- _Data shown_:
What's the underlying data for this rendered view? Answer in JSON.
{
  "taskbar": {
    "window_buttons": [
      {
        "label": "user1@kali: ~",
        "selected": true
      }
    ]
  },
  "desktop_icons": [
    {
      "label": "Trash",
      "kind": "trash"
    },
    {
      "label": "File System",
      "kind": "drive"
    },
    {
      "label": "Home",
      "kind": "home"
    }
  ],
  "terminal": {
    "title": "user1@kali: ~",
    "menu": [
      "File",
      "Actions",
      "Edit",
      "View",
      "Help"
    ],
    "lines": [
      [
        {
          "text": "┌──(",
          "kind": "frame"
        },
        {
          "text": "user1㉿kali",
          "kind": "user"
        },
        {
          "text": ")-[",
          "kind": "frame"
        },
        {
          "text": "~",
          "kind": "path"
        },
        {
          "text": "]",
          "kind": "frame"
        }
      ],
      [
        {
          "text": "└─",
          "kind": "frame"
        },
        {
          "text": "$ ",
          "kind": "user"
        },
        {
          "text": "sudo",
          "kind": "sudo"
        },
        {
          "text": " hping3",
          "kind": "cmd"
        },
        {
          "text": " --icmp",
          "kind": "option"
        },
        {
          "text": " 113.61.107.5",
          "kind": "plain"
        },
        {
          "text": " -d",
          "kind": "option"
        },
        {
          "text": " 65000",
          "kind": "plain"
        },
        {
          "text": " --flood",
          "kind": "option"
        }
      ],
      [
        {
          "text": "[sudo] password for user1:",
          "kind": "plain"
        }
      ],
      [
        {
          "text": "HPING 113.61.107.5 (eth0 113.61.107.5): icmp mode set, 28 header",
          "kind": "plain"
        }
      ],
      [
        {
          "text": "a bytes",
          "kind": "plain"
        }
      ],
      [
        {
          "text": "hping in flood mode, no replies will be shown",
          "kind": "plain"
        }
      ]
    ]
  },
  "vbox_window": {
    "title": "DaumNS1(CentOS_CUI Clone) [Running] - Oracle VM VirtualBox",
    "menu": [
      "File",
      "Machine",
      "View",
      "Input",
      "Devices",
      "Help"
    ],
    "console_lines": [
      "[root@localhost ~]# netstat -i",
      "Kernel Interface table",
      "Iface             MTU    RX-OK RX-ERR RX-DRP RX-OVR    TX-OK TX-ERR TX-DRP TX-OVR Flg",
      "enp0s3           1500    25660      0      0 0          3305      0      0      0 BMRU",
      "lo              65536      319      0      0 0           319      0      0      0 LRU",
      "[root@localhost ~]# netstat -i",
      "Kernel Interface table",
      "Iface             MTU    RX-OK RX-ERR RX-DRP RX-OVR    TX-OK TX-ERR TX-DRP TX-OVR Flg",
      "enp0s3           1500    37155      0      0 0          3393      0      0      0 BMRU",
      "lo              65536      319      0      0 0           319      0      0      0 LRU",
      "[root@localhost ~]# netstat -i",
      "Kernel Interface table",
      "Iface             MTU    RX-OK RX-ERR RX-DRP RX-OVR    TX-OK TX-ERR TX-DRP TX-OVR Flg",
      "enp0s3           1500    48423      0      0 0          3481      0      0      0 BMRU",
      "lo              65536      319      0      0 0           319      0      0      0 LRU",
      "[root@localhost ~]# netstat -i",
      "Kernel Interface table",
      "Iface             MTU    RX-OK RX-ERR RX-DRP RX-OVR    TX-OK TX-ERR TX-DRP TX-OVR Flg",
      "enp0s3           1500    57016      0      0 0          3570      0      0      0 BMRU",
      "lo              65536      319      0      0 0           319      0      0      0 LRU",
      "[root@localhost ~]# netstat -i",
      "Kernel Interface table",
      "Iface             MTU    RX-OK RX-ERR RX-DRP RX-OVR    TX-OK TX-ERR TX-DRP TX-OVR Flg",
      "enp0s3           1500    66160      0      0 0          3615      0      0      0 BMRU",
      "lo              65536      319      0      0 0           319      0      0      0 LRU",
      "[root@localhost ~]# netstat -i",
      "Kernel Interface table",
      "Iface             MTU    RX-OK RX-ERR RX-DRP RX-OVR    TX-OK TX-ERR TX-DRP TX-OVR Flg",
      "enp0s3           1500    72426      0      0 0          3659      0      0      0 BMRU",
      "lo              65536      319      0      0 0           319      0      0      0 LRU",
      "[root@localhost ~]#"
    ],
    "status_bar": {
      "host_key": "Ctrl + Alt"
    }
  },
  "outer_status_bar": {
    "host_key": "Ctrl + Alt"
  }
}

- _Exercise_: List all lines holding the string "icmp".

- _Exercise result_:
          "text": " --icmp",
          "text": "HPING 113.61.107.5 (eth0 113.61.107.5): icmp mode set, 28 header",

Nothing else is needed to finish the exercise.